▶ [Aim]
In your copy, repeat the records exactly and leave out the pictures.
────────
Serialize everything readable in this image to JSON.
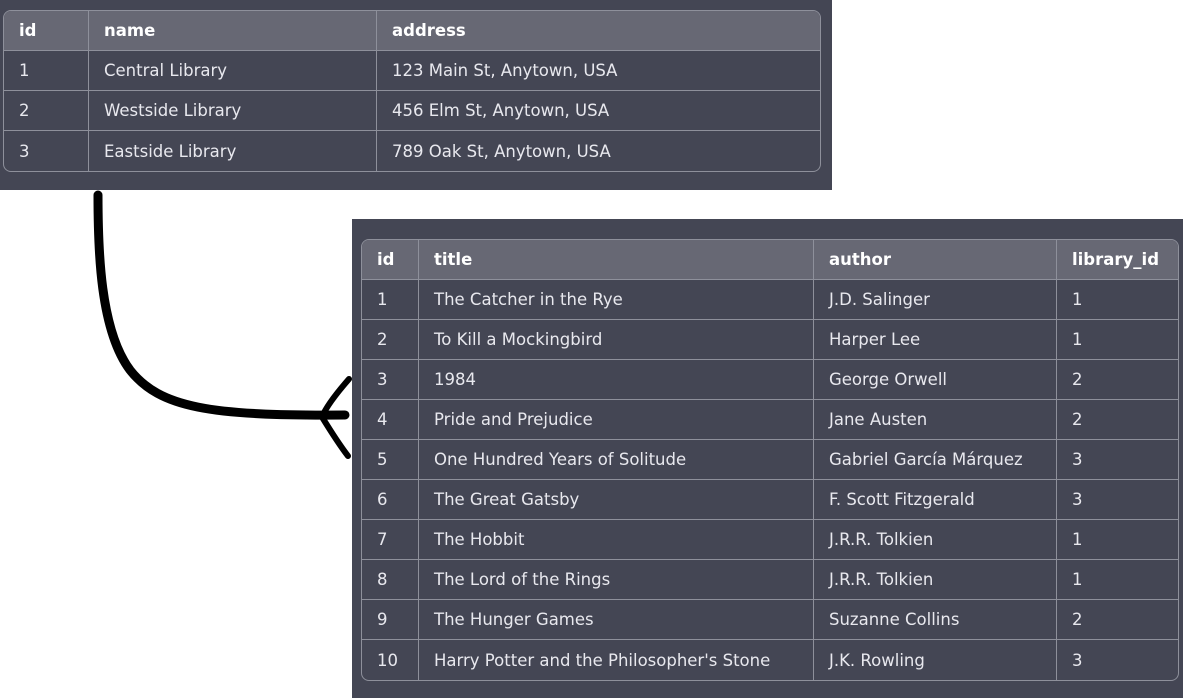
{
  "libraries_table": {
    "columns": [
      "id",
      "name",
      "address"
    ],
    "rows": [
      [
        "1",
        "Central Library",
        "123 Main St, Anytown, USA"
      ],
      [
        "2",
        "Westside Library",
        "456 Elm St, Anytown, USA"
      ],
      [
        "3",
        "Eastside Library",
        "789 Oak St, Anytown, USA"
      ]
    ]
  },
  "books_table": {
    "columns": [
      "id",
      "title",
      "author",
      "library_id"
    ],
    "rows": [
      [
        "1",
        "The Catcher in the Rye",
        "J.D. Salinger",
        "1"
      ],
      [
        "2",
        "To Kill a Mockingbird",
        "Harper Lee",
        "1"
      ],
      [
        "3",
        "1984",
        "George Orwell",
        "2"
      ],
      [
        "4",
        "Pride and Prejudice",
        "Jane Austen",
        "2"
      ],
      [
        "5",
        "One Hundred Years of Solitude",
        "Gabriel García Márquez",
        "3"
      ],
      [
        "6",
        "The Great Gatsby",
        "F. Scott Fitzgerald",
        "3"
      ],
      [
        "7",
        "The Hobbit",
        "J.R.R. Tolkien",
        "1"
      ],
      [
        "8",
        "The Lord of the Rings",
        "J.R.R. Tolkien",
        "1"
      ],
      [
        "9",
        "The Hunger Games",
        "Suzanne Collins",
        "2"
      ],
      [
        "10",
        "Harry Potter and the Philosopher's Stone",
        "J.K. Rowling",
        "3"
      ]
    ]
  },
  "colors": {
    "panel_background": "#444654",
    "header_background": "#676874",
    "grid_border": "#8e909b",
    "text": "#ececf1",
    "arrow": "#000000"
  }
}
────────
▶ [Problem solution]
Serialize everything readable in this image to JSON.
{
  "libraries_table": {
    "columns": [
      "id",
      "name",
      "address"
    ],
    "rows": [
      [
        "1",
        "Central Library",
        "123 Main St, Anytown, USA"
      ],
      [
        "2",
        "Westside Library",
        "456 Elm St, Anytown, USA"
      ],
      [
        "3",
        "Eastside Library",
        "789 Oak St, Anytown, USA"
      ]
    ]
  },
  "books_table": {
    "columns": [
      "id",
      "title",
      "author",
      "library_id"
    ],
    "rows": [
      [
        "1",
        "The Catcher in the Rye",
        "J.D. Salinger",
        "1"
      ],
      [
        "2",
        "To Kill a Mockingbird",
        "Harper Lee",
        "1"
      ],
      [
        "3",
        "1984",
        "George Orwell",
        "2"
      ],
      [
        "4",
        "Pride and Prejudice",
        "Jane Austen",
        "2"
      ],
      [
        "5",
        "One Hundred Years of Solitude",
        "Gabriel García Márquez",
        "3"
      ],
      [
        "6",
        "The Great Gatsby",
        "F. Scott Fitzgerald",
        "3"
      ],
      [
        "7",
        "The Hobbit",
        "J.R.R. Tolkien",
        "1"
      ],
      [
        "8",
        "The Lord of the Rings",
        "J.R.R. Tolkien",
        "1"
      ],
      [
        "9",
        "The Hunger Games",
        "Suzanne Collins",
        "2"
      ],
      [
        "10",
        "Harry Potter and the Philosopher's Stone",
        "J.K. Rowling",
        "3"
      ]
    ]
  },
  "colors": {
    "panel_background": "#444654",
    "header_background": "#676874",
    "grid_border": "#8e909b",
    "text": "#ececf1",
    "arrow": "#000000"
  }
}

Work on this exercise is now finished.